Raw data:
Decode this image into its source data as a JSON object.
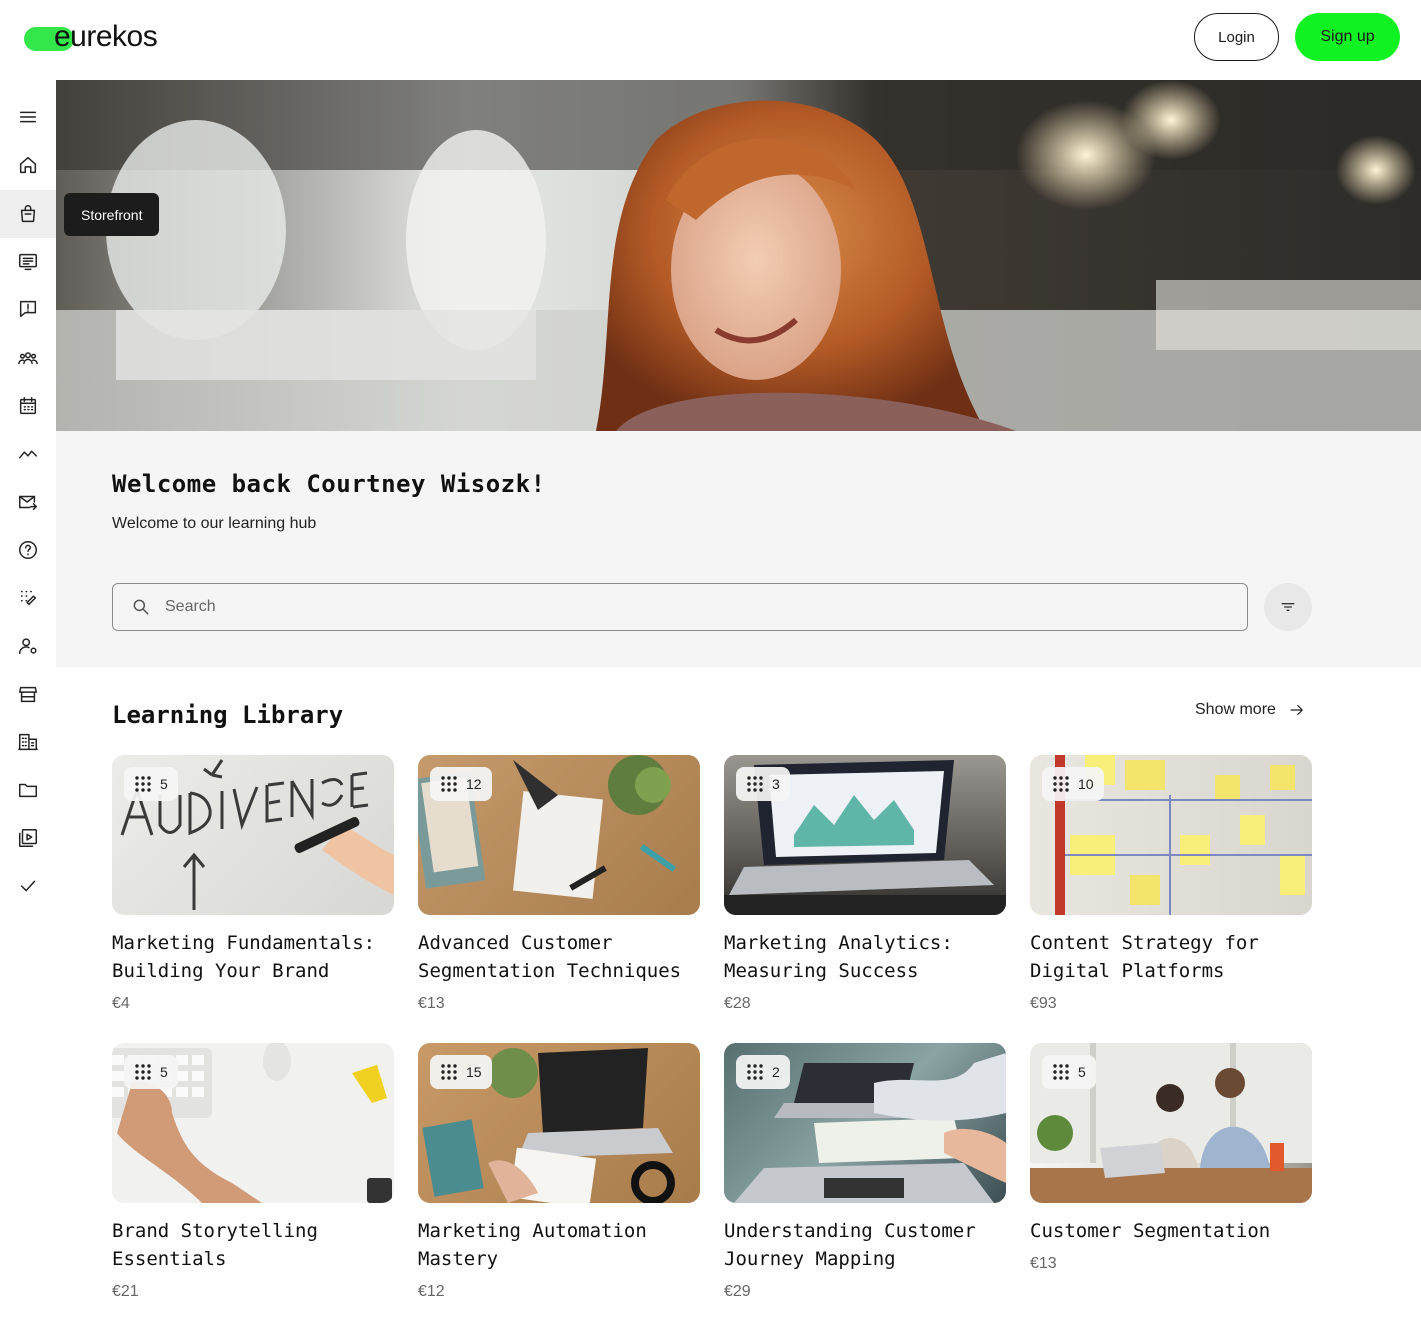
{
  "header": {
    "logo_text": "eurekos",
    "login_label": "Login",
    "signup_label": "Sign up"
  },
  "sidebar": {
    "items": [
      {
        "icon": "menu-icon"
      },
      {
        "icon": "home-icon"
      },
      {
        "icon": "shopping-bag-icon"
      },
      {
        "icon": "courses-icon"
      },
      {
        "icon": "feedback-icon"
      },
      {
        "icon": "community-icon"
      },
      {
        "icon": "calendar-icon"
      },
      {
        "icon": "analytics-icon"
      },
      {
        "icon": "mail-send-icon"
      },
      {
        "icon": "help-icon"
      },
      {
        "icon": "ai-magic-icon"
      },
      {
        "icon": "user-settings-icon"
      },
      {
        "icon": "storefront-icon"
      },
      {
        "icon": "building-icon"
      },
      {
        "icon": "folder-icon"
      },
      {
        "icon": "video-library-icon"
      },
      {
        "icon": "checkmark-icon"
      }
    ],
    "tooltip": "Storefront"
  },
  "welcome": {
    "title": "Welcome back Courtney Wisozk!",
    "subtitle": "Welcome to our learning hub"
  },
  "search": {
    "placeholder": "Search"
  },
  "library": {
    "title": "Learning Library",
    "show_more": "Show more",
    "courses": [
      {
        "count": "5",
        "title": "Marketing Fundamentals: Building Your Brand",
        "price": "€4"
      },
      {
        "count": "12",
        "title": "Advanced Customer Segmentation Techniques",
        "price": "€13"
      },
      {
        "count": "3",
        "title": "Marketing Analytics: Measuring Success",
        "price": "€28"
      },
      {
        "count": "10",
        "title": "Content Strategy for Digital Platforms",
        "price": "€93"
      },
      {
        "count": "5",
        "title": "Brand Storytelling Essentials",
        "price": "€21"
      },
      {
        "count": "15",
        "title": "Marketing Automation Mastery",
        "price": "€12"
      },
      {
        "count": "2",
        "title": "Understanding Customer Journey Mapping",
        "price": "€29"
      },
      {
        "count": "5",
        "title": "Customer Segmentation",
        "price": "€13"
      }
    ]
  },
  "colors": {
    "accent": "#11f223",
    "panel": "#f5f5f5"
  }
}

Brief:
Which lines of the data include "price"? Copy each of them.

Answer in full:
        "price": "€4"
        "price": "€13"
        "price": "€28"
        "price": "€93"
        "price": "€21"
        "price": "€12"
        "price": "€29"
        "price": "€13"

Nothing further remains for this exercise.